_BRIEF_.
Lines from the material below that hold the string "findings" are what is needed; copy each of them.

- - - -

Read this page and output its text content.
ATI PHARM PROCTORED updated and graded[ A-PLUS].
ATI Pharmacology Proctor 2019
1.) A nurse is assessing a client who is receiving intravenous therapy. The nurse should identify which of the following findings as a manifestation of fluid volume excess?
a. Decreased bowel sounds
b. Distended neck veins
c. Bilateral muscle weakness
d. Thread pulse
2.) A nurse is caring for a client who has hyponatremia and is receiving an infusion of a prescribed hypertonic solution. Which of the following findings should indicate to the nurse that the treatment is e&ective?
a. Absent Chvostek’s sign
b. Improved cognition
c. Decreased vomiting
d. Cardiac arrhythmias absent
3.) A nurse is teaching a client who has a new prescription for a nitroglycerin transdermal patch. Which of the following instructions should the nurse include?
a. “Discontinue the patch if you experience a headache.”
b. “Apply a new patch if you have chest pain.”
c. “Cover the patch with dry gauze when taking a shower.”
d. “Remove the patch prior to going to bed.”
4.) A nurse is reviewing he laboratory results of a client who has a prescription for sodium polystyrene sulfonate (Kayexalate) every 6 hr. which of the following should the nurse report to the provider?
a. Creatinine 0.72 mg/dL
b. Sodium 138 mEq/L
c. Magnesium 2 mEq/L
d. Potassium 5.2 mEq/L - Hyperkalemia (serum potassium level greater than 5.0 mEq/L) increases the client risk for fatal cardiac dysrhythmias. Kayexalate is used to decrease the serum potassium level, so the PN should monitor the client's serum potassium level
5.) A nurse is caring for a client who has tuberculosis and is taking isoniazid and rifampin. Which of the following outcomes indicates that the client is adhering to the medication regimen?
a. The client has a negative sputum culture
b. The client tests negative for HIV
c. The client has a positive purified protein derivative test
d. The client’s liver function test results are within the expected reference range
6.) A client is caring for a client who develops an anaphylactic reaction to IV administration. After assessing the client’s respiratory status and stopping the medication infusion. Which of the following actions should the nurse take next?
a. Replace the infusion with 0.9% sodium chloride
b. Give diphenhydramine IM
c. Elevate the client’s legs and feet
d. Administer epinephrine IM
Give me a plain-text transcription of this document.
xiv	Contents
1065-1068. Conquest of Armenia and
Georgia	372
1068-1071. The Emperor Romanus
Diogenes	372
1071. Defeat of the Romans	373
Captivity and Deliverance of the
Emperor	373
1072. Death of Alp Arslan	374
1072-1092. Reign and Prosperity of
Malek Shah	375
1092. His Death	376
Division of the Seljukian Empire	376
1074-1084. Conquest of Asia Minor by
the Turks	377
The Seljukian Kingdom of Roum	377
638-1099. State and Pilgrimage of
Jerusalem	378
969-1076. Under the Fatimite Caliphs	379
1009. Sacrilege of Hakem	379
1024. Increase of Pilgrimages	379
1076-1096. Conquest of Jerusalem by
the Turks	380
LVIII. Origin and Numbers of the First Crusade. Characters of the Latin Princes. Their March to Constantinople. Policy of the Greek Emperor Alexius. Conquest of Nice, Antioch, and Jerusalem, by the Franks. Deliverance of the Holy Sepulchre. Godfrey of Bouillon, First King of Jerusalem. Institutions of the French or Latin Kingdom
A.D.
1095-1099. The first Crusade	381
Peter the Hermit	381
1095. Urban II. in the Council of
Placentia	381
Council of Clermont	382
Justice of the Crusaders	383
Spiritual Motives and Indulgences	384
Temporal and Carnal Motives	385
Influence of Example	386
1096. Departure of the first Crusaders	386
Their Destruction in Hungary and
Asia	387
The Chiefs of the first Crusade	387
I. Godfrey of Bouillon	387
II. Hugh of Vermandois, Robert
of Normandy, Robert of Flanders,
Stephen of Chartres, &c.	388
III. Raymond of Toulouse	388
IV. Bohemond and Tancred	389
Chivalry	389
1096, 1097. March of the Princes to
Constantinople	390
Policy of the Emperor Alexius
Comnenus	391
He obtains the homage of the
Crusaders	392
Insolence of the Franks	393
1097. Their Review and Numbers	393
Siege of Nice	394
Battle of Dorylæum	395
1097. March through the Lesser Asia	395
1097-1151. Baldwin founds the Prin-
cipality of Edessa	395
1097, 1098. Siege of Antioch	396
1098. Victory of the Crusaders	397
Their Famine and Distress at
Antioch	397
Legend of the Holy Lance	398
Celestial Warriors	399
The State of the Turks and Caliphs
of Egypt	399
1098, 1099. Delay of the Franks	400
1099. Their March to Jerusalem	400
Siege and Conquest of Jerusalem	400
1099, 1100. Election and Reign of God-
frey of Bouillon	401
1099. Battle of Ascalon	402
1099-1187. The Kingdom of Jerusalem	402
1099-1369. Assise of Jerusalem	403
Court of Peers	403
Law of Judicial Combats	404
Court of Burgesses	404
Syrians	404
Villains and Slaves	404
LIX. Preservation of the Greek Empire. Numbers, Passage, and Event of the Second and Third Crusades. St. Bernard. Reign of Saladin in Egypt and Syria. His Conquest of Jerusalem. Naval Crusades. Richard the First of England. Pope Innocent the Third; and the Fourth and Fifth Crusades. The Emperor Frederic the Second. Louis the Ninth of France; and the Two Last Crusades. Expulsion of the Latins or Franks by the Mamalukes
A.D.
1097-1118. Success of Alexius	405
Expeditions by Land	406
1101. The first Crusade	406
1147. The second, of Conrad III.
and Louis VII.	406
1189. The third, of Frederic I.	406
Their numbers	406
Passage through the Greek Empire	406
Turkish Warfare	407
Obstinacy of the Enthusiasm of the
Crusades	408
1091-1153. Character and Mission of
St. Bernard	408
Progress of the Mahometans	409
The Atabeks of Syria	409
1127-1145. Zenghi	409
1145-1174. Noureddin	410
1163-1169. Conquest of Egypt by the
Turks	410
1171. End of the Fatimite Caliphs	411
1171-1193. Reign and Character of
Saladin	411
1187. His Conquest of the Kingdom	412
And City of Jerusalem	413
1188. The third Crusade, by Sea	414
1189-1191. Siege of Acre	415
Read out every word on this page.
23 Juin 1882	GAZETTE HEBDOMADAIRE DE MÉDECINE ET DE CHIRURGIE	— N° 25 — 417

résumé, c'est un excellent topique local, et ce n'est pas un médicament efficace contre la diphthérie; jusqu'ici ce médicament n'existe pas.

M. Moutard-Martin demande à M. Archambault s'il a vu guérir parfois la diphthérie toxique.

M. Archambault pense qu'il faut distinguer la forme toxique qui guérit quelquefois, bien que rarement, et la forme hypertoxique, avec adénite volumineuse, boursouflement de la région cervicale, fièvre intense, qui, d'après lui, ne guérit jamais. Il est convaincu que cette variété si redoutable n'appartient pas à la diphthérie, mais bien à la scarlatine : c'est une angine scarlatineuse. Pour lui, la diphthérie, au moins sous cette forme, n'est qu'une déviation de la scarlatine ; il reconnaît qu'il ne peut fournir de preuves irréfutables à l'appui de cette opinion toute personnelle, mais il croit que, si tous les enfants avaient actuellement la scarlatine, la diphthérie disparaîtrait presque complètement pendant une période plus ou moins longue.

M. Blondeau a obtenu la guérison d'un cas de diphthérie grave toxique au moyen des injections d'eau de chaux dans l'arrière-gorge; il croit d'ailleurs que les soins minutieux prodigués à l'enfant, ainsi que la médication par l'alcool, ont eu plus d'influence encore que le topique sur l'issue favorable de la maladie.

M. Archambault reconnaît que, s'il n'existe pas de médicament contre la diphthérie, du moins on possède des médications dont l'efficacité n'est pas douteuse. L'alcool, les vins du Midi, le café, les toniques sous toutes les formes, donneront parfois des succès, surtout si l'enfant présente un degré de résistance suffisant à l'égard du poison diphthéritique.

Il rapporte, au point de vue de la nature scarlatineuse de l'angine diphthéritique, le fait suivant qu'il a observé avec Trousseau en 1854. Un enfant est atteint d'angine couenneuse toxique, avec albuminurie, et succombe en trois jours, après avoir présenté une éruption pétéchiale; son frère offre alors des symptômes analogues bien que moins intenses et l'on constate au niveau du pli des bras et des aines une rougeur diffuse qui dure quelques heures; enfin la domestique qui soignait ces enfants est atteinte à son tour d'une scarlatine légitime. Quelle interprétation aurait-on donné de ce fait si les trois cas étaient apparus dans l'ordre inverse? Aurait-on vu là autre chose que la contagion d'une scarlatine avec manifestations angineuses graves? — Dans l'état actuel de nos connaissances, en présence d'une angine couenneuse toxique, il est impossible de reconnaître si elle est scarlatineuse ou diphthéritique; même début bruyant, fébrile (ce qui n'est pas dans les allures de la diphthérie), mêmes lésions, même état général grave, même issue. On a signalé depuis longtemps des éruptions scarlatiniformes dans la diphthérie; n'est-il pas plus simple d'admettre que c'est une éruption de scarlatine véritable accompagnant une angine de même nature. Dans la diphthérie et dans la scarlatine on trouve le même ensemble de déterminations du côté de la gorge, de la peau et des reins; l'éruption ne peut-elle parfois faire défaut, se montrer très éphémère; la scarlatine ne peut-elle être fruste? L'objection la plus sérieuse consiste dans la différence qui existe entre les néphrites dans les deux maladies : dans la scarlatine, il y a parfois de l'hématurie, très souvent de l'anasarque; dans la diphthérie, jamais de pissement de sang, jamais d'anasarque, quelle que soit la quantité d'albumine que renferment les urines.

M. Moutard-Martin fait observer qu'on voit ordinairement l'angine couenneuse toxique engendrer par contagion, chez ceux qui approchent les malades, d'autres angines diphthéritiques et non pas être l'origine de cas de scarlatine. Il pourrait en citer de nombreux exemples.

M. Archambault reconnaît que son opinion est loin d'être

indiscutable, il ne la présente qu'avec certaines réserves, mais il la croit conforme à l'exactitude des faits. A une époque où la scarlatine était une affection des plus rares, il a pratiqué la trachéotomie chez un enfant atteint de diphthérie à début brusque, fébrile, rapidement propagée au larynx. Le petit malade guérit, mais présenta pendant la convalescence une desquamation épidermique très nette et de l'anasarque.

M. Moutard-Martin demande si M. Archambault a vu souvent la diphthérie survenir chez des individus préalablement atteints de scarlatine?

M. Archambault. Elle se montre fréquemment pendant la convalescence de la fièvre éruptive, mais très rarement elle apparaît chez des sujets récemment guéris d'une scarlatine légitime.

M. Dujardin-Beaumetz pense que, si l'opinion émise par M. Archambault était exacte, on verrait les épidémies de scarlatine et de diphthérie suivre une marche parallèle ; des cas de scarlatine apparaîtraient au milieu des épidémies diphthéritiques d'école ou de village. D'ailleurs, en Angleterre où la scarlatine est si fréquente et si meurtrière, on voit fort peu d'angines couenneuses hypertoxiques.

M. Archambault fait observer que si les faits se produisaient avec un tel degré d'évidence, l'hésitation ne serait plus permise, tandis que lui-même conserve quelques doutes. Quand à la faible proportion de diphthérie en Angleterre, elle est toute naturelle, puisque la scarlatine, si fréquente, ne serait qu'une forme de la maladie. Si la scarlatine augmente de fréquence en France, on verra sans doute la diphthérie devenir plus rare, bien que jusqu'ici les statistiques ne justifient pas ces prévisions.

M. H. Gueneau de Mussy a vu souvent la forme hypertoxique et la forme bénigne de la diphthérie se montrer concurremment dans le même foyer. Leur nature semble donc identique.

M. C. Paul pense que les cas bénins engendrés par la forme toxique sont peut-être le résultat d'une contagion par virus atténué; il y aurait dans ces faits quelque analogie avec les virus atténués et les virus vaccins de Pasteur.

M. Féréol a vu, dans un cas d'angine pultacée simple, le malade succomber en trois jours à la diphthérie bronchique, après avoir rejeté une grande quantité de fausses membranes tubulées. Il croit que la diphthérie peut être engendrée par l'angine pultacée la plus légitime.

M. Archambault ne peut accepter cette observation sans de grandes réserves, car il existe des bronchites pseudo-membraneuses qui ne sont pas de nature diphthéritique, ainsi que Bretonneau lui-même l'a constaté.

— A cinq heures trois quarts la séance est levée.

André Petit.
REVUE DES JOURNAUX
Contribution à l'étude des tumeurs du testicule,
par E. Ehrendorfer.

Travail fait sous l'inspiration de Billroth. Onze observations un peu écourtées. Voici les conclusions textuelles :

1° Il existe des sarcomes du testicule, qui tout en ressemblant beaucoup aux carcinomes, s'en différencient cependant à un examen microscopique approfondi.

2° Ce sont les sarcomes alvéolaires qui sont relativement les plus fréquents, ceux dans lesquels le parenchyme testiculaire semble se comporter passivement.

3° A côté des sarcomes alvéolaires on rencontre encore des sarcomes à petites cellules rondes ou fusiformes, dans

- - - -

_ANSWER TO THIS TASK_.
1.) A nurse is assessing a client who is receiving intravenous therapy. The nurse should identify which of the following findings as a manifestation of fluid volume excess?
2.) A nurse is caring for a client who has hyponatremia and is receiving an infusion of a prescribed hypertonic solution. Which of the following findings should indicate to the nurse that the treatment is e&ective?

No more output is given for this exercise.